Work item → Among the entries below, how many lines contain the string "Read"? Reply with that number alone.

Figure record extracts

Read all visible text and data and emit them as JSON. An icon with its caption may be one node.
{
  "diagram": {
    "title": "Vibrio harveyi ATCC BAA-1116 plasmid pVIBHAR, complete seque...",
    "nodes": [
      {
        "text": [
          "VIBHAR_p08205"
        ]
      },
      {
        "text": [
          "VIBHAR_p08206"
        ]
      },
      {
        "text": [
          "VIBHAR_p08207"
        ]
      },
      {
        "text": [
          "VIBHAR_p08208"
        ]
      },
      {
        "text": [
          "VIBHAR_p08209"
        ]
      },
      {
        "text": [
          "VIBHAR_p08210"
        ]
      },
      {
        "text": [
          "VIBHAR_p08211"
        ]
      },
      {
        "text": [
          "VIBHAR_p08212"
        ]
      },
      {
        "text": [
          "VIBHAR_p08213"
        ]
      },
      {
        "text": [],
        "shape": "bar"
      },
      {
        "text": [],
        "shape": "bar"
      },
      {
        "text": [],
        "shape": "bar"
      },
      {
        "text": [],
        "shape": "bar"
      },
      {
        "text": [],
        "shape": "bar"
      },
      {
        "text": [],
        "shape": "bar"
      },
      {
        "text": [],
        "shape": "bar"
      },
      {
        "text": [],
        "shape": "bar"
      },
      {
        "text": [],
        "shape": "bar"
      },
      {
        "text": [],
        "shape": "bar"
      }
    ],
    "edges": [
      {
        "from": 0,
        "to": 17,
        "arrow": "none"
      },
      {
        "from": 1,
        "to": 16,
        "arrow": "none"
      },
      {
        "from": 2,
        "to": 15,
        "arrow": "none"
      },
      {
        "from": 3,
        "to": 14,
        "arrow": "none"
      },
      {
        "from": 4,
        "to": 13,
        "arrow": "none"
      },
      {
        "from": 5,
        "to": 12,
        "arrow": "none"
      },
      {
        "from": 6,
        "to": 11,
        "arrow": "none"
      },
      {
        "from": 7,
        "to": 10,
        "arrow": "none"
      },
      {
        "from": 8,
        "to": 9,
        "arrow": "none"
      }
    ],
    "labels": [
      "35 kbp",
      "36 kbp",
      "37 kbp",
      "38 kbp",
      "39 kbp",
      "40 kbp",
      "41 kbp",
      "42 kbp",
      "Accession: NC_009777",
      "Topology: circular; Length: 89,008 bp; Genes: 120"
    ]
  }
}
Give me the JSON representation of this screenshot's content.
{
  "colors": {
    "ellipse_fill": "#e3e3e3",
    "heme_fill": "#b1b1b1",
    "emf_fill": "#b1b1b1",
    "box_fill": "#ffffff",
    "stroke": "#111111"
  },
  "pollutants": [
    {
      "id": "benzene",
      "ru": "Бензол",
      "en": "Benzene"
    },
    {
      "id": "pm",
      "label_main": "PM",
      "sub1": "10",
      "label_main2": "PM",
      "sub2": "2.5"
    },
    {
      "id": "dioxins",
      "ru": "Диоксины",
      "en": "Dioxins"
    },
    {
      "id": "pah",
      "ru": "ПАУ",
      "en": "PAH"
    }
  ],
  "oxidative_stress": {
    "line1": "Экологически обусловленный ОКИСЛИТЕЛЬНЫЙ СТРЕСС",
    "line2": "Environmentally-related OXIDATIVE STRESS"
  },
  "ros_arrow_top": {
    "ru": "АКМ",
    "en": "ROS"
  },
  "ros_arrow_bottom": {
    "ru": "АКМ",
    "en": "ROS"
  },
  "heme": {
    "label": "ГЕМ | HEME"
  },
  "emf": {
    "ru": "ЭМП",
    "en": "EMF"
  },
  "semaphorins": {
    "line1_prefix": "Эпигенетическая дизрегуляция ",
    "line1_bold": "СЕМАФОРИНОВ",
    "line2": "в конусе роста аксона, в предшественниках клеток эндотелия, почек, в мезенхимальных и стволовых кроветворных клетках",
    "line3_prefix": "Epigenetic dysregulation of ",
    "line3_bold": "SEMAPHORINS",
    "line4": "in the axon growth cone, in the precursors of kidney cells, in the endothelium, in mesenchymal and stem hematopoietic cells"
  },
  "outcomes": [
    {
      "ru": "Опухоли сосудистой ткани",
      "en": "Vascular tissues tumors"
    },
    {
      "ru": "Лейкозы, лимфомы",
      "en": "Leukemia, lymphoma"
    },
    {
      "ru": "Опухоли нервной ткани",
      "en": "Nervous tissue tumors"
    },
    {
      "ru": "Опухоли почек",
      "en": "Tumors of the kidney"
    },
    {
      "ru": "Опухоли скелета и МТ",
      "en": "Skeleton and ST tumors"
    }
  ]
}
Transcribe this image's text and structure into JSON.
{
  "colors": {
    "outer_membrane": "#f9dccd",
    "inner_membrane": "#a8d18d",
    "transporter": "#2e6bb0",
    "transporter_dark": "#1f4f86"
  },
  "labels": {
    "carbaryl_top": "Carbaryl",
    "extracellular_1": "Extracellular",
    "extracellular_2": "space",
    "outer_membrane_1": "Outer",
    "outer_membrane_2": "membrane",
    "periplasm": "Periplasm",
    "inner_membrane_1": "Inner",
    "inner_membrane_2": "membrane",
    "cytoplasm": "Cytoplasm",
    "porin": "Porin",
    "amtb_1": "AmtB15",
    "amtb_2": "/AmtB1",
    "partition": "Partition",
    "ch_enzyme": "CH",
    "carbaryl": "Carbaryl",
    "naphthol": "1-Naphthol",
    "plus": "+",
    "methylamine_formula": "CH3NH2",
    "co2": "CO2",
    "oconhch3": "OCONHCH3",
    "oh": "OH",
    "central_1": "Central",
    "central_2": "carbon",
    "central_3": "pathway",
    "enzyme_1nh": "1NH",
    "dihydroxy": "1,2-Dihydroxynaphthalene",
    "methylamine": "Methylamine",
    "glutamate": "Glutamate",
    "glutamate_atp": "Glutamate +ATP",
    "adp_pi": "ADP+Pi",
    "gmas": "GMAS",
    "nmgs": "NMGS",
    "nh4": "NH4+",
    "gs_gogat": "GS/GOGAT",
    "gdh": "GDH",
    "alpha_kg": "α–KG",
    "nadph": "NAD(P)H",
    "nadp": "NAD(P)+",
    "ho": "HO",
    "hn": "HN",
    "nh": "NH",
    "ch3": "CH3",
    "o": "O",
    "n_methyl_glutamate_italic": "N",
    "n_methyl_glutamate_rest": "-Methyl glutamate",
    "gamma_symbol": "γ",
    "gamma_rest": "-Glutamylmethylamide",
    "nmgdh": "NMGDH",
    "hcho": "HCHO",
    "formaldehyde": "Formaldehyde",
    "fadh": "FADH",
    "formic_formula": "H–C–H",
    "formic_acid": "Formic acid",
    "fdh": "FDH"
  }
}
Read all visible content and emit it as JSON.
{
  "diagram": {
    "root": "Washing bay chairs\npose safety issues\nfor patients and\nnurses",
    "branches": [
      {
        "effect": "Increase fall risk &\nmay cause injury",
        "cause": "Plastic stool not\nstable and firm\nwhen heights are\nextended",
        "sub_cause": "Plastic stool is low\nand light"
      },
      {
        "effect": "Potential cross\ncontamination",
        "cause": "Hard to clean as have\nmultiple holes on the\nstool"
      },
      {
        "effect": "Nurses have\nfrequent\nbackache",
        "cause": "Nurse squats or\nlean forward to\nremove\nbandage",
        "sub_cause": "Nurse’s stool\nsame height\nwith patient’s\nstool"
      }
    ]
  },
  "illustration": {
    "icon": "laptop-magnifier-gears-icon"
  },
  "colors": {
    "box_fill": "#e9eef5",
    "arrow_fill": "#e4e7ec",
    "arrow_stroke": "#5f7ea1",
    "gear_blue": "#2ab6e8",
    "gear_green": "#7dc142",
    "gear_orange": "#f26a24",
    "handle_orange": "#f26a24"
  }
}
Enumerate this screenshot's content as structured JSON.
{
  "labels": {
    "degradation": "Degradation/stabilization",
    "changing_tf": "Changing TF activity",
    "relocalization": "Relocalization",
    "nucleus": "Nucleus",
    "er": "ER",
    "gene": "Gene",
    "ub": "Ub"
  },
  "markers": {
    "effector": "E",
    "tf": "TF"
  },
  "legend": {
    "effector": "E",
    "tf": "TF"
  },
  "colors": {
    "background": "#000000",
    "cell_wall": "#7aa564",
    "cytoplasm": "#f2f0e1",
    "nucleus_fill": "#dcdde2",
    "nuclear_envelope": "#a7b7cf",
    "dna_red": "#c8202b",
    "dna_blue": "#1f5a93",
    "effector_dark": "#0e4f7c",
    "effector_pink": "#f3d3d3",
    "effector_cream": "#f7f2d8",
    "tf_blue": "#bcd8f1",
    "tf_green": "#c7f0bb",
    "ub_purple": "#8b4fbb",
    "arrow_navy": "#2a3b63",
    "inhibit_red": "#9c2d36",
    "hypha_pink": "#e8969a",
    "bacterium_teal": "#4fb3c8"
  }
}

Your solution → 2